(Dataset rows about figures)
########

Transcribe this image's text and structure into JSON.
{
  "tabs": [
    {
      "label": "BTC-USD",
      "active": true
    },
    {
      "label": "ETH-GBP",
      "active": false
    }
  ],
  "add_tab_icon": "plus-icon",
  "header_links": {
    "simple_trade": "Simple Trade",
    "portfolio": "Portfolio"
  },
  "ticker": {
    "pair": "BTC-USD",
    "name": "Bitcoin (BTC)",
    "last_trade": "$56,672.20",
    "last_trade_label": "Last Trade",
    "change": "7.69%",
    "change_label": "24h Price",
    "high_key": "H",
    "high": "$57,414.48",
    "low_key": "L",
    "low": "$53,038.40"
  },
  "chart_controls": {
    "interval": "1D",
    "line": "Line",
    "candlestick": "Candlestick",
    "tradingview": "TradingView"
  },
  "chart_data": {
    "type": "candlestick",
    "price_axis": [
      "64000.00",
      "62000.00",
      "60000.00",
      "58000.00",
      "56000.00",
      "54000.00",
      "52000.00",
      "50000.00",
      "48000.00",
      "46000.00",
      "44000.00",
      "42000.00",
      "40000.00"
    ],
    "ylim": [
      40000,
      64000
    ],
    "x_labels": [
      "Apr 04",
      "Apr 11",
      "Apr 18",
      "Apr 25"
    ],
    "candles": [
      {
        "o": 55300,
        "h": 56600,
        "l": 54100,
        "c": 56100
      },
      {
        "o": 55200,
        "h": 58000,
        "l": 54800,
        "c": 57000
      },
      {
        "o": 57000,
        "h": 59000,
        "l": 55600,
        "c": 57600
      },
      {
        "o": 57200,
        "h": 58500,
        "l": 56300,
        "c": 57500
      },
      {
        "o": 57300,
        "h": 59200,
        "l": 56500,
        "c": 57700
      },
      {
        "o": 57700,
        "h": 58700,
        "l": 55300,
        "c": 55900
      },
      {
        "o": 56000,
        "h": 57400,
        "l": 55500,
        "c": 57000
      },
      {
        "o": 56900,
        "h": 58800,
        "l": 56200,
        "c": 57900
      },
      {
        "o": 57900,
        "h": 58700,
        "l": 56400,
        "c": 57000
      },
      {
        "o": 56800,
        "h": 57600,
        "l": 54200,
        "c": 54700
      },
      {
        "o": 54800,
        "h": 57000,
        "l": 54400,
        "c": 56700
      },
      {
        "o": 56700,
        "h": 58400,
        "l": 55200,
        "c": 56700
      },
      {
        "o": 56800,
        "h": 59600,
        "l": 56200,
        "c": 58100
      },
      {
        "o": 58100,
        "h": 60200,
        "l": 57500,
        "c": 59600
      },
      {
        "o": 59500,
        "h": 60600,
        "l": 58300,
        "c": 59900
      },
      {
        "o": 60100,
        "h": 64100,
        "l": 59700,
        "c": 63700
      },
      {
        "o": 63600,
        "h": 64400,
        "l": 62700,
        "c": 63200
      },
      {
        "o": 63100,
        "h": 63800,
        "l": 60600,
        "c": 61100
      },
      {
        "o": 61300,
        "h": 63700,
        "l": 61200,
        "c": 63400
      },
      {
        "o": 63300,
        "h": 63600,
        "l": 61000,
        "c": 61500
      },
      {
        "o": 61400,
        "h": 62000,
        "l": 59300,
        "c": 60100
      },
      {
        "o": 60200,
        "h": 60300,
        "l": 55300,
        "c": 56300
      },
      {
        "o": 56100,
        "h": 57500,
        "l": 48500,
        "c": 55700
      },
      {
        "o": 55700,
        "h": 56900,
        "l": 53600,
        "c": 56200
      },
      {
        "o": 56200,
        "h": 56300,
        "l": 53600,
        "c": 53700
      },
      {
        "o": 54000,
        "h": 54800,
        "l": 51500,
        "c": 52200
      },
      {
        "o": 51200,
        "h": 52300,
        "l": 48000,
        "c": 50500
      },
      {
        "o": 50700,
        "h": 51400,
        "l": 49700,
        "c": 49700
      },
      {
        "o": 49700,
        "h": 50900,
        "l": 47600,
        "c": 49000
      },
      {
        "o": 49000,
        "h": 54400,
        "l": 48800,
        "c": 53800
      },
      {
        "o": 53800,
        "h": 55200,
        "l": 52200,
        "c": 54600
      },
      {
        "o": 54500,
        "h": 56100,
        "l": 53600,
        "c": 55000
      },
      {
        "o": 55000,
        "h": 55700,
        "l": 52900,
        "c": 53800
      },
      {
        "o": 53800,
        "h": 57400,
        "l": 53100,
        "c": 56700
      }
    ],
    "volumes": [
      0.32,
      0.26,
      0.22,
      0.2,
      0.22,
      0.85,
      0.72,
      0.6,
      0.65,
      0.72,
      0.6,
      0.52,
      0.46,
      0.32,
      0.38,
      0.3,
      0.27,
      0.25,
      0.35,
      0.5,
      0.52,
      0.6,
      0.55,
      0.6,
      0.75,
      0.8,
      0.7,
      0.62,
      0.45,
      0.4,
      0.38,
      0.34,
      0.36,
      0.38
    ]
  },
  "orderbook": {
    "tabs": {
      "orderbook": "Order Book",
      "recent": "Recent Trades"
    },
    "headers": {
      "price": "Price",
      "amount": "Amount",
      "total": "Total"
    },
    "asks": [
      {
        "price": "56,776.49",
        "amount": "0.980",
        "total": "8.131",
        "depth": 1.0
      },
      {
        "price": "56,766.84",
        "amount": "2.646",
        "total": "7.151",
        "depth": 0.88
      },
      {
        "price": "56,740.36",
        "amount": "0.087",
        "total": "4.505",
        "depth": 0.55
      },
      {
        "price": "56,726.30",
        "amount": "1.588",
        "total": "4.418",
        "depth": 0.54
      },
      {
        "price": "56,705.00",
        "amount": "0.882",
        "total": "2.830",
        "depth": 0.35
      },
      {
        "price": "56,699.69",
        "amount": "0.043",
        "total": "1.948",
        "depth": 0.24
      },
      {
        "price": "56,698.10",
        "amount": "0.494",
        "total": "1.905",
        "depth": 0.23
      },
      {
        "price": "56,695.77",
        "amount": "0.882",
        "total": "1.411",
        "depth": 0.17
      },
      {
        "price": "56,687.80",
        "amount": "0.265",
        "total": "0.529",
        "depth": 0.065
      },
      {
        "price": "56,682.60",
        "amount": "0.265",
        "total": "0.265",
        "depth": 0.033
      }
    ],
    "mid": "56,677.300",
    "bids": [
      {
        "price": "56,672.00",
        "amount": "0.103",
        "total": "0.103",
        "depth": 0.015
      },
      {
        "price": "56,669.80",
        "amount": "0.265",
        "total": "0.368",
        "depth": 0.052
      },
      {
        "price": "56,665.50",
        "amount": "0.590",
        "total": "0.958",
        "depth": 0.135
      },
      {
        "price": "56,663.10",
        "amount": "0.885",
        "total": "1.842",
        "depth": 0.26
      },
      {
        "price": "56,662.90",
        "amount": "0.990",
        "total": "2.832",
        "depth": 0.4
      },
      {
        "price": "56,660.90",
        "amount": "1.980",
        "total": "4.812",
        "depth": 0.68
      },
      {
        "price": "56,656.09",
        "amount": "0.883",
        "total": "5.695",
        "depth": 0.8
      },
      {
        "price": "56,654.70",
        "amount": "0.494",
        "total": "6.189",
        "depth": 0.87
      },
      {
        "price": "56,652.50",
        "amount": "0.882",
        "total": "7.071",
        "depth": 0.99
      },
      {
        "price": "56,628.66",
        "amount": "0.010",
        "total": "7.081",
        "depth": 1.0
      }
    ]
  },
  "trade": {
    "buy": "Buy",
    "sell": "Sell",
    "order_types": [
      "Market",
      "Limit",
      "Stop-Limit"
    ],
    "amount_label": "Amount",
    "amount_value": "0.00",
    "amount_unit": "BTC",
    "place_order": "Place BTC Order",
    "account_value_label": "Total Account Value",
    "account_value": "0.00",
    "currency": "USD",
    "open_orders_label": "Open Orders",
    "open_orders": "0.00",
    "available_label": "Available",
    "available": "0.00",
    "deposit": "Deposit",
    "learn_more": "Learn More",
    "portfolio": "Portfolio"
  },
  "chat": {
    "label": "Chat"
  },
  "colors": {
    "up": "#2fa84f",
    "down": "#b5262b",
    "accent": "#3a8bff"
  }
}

########

• TASK BRIEF
Pick out and copy the lines of the entries that hold the string "candlestick".

• SOLUTION TO THIS EXERCISE
    "candlestick": "Candlestick",
    "type": "candlestick",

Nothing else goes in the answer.